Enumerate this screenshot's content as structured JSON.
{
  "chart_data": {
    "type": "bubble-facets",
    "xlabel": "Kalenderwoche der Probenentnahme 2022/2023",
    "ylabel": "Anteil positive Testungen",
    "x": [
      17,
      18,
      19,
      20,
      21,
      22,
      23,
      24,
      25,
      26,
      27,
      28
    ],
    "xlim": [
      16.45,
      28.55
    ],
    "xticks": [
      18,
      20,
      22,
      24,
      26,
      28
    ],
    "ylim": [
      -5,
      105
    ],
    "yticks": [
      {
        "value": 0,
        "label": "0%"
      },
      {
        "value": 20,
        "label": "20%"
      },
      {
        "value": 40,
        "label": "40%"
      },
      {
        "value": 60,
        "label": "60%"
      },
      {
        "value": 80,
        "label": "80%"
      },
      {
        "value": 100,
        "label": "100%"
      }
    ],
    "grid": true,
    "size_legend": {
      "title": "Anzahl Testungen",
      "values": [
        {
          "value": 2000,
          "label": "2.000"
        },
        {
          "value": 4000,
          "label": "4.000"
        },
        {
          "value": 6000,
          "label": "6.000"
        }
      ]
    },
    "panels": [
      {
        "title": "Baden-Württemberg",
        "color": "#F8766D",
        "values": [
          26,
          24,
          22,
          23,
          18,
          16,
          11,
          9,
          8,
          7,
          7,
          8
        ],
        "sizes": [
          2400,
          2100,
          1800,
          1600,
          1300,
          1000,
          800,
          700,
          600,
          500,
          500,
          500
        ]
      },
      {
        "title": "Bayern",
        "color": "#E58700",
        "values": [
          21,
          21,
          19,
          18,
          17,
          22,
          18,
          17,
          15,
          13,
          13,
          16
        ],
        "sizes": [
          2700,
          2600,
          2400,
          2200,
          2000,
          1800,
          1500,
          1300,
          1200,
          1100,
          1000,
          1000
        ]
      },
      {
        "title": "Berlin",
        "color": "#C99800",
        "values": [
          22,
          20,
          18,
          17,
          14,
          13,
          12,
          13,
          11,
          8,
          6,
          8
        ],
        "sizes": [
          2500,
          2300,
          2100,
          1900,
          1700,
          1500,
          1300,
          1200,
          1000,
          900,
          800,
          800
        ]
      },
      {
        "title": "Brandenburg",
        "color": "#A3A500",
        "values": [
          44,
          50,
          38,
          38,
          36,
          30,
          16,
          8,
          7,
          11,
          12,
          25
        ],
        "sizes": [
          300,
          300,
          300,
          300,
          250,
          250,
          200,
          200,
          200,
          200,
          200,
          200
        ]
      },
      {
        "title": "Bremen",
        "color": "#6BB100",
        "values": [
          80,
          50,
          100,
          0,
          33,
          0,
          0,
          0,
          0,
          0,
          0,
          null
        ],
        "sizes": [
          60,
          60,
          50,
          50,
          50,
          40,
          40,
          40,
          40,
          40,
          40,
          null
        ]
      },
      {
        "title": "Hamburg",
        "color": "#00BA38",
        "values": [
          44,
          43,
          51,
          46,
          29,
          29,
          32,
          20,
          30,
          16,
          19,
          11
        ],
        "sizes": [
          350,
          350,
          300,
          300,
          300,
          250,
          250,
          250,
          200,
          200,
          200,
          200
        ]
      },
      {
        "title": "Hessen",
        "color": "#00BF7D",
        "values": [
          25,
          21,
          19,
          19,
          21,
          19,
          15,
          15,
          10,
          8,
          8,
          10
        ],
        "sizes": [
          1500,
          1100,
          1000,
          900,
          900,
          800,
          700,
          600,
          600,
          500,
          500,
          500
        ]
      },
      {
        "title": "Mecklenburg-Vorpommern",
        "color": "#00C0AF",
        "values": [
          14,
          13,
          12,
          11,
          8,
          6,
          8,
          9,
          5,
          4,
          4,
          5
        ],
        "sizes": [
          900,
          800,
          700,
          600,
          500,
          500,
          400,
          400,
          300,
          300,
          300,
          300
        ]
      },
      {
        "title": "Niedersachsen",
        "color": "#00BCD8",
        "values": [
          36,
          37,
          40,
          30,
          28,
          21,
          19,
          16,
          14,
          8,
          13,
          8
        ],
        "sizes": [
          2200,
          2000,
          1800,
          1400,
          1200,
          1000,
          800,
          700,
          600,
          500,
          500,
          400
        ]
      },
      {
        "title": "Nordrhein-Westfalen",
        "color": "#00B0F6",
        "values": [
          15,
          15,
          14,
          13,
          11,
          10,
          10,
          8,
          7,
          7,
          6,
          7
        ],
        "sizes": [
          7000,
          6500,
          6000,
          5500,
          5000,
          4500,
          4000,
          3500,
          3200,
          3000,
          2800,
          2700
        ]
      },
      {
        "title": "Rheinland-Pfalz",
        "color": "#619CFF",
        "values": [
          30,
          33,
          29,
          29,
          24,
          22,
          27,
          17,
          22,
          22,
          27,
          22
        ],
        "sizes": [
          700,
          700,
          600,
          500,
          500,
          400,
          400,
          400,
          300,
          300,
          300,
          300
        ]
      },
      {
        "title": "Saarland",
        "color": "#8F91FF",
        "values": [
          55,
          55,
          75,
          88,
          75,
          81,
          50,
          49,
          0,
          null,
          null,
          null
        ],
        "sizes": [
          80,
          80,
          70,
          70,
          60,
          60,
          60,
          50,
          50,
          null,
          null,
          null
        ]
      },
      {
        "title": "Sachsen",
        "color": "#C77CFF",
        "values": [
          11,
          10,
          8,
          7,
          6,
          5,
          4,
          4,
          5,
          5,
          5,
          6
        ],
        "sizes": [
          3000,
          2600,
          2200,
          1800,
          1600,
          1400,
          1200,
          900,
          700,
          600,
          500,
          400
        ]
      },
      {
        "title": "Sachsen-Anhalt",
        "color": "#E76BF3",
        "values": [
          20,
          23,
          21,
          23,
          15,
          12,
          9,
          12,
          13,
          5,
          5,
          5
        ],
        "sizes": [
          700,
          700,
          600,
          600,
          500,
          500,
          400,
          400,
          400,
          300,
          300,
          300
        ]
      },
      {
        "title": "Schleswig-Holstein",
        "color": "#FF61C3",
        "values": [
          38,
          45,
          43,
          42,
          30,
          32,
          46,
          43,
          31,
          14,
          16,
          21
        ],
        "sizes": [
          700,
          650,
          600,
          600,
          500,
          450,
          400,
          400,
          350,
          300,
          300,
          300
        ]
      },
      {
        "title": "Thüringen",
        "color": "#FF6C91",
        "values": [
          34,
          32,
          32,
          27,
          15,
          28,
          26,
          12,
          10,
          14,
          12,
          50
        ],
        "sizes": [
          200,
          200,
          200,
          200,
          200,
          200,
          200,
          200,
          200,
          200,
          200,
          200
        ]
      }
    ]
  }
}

## What to produce
Pick out every line above that holds the word "Testungen" and copy it.

## Written answer
    "ylabel": "Anteil positive Testungen",
      "title": "Anzahl Testungen",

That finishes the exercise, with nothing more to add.